:: The input ::

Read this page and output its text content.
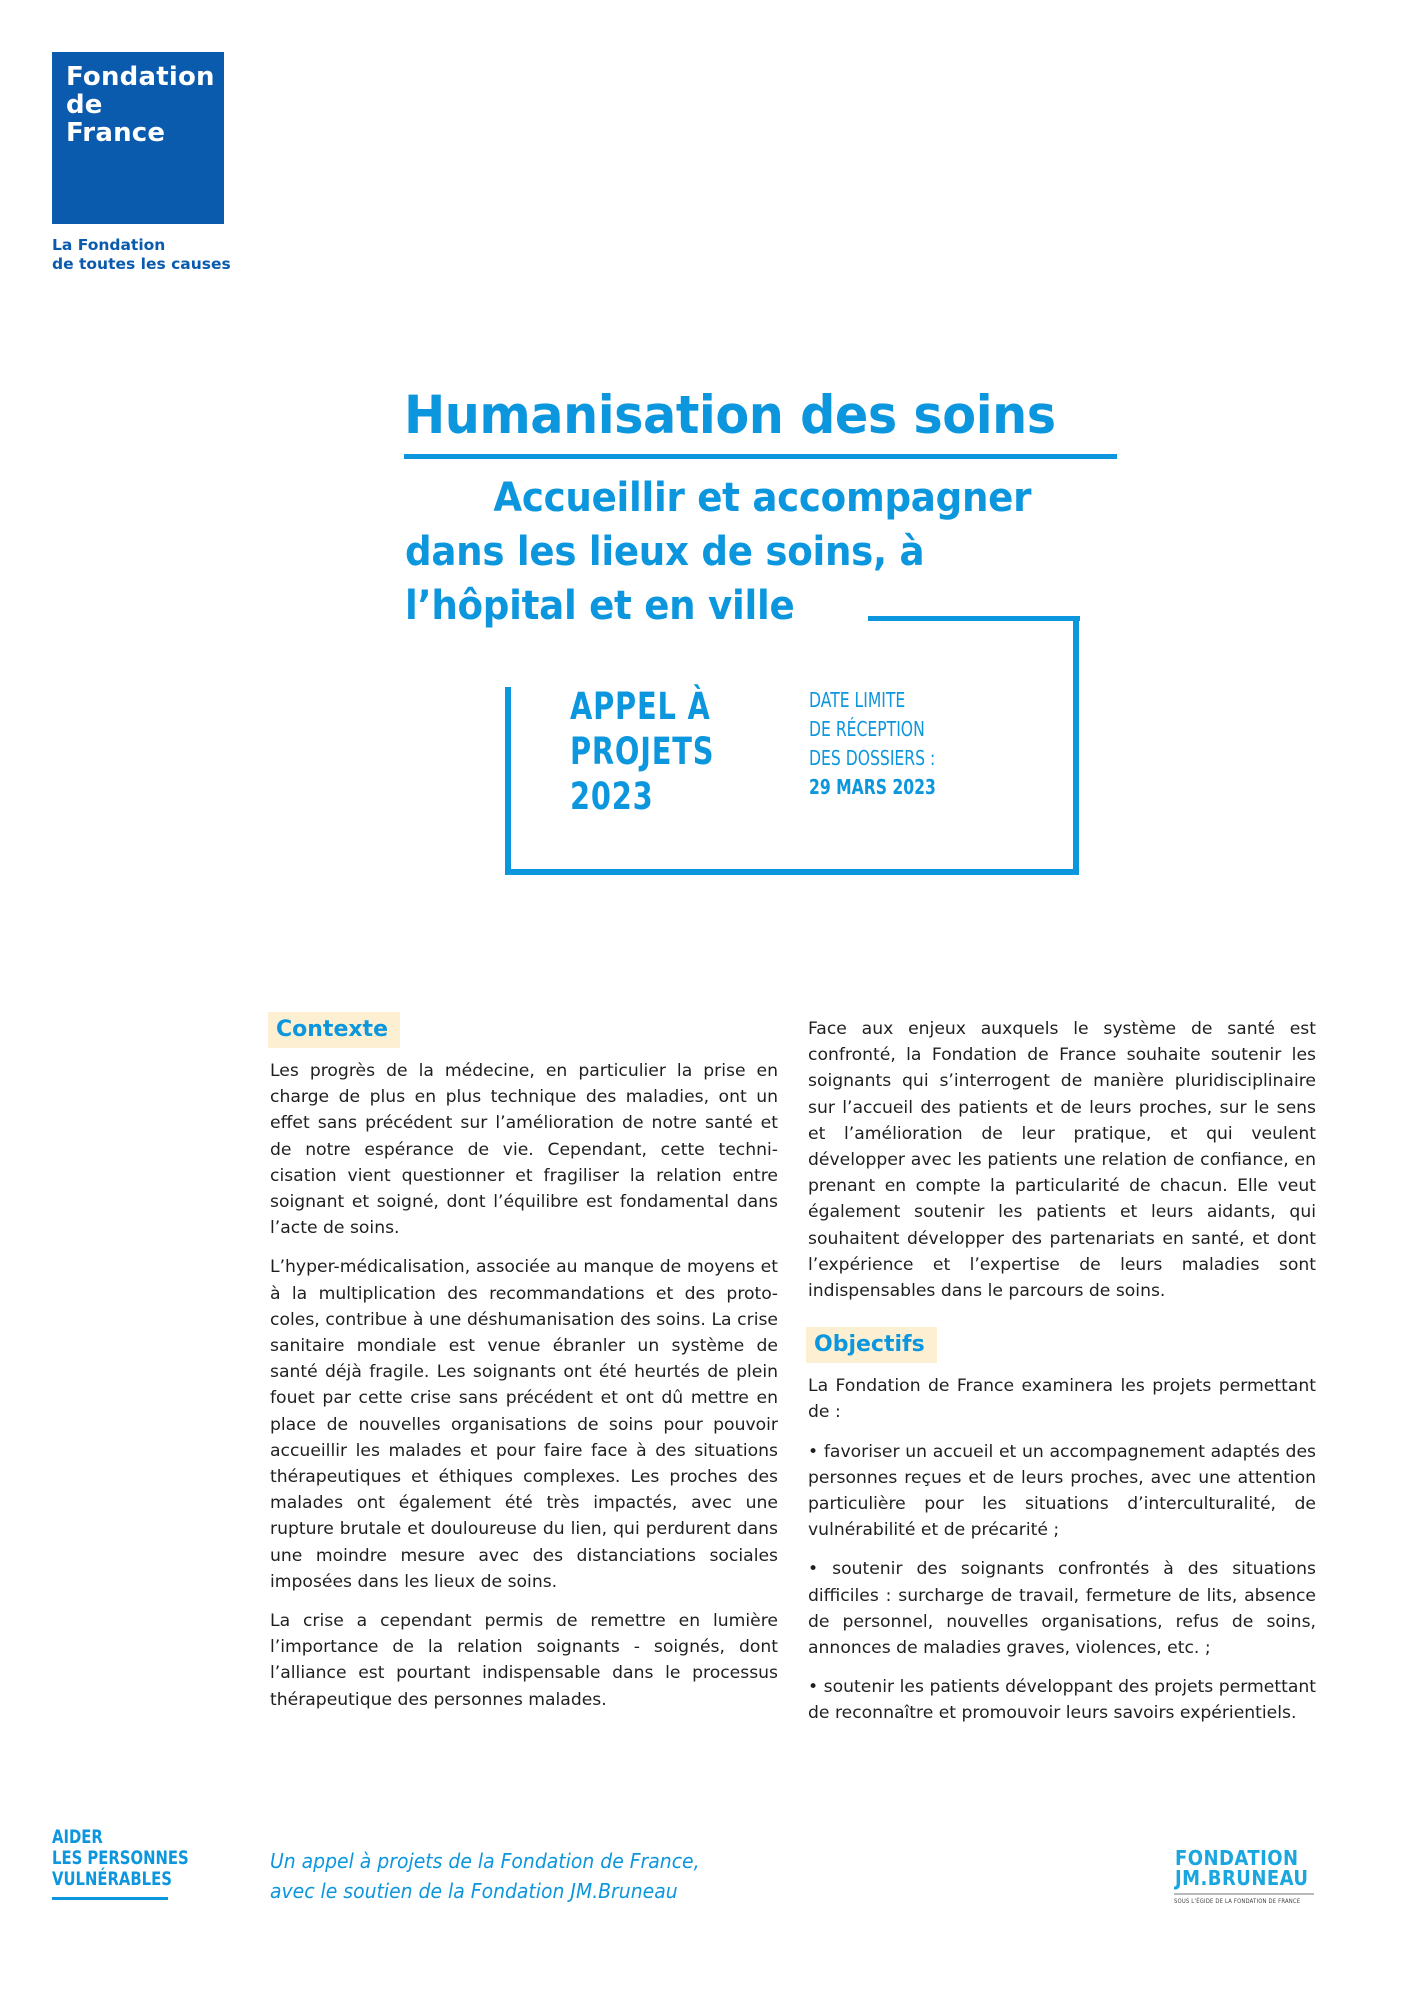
Fondation
de
France
La Fondation
de toutes les causes
Humanisation des soins
Accueillir et accompagner
dans les lieux de soins, à
l’hôpital et en ville
APPEL À
PROJETS
2023
DATE LIMITE
DE RÉCEPTION
DES DOSSIERS :
29 MARS 2023
Contexte

Les progrès de la médecine, en particulier la prise en charge de plus en plus technique des maladies, ont un effet sans précédent sur l’amélioration de notre santé et de notre espérance de vie. Cependant, cette technicisation vient questionner et fragiliser la relation entre soignant et soigné, dont l’équilibre est fondamental dans l’acte de soins.

L’hyper-médicalisation, associée au manque de moyens et à la multiplication des recommandations et des protocoles, contribue à une déshumanisation des soins. La crise sanitaire mondiale est venue ébranler un système de santé déjà fragile. Les soignants ont été heurtés de plein fouet par cette crise sans précédent et ont dû mettre en place de nouvelles organisations de soins pour pouvoir accueillir les malades et pour faire face à des situations thérapeutiques et éthiques complexes. Les proches des malades ont également été très impactés, avec une rupture brutale et douloureuse du lien, qui perdurent dans une moindre mesure avec des distanciations sociales imposées dans les lieux de soins.

La crise a cependant permis de remettre en lumière l’importance de la relation soignants - soignés, dont l’alliance est pourtant indispensable dans le processus thérapeutique des personnes malades.

Face aux enjeux auxquels le système de santé est confronté, la Fondation de France souhaite soutenir les soignants qui s’interrogent de manière pluridisciplinaire sur l’accueil des patients et de leurs proches, sur le sens et l’amélioration de leur pratique, et qui veulent développer avec les patients une relation de confiance, en prenant en compte la particularité de chacun. Elle veut également soutenir les patients et leurs aidants, qui souhaitent développer des partenariats en santé, et dont l’expérience et l’expertise de leurs maladies sont indispensables dans le parcours de soins.

Objectifs

La Fondation de France examinera les projets permettant de :

• favoriser un accueil et un accompagnement adaptés des personnes reçues et de leurs proches, avec une attention particulière pour les situations d’interculturalité, de vulnérabilité et de précarité ;

• soutenir des soignants confrontés à des situations difficiles : surcharge de travail, fermeture de lits, absence de personnel, nouvelles organisations, refus de soins, annonces de maladies graves, violences, etc. ;

• soutenir les patients développant des projets permettant de reconnaître et promouvoir leurs savoirs expérientiels.

AIDER
LES PERSONNES
VULNÉRABLES
Un appel à projets de la Fondation de France,
avec le soutien de la Fondation JM.Bruneau
FONDATION
JM.BRUNEAU
SOUS L’ÉGIDE DE LA FONDATION DE FRANCE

:::

The problem: The lines above that hold the word "organisations" need counting; write the count and nothing more.

Response to this task: 2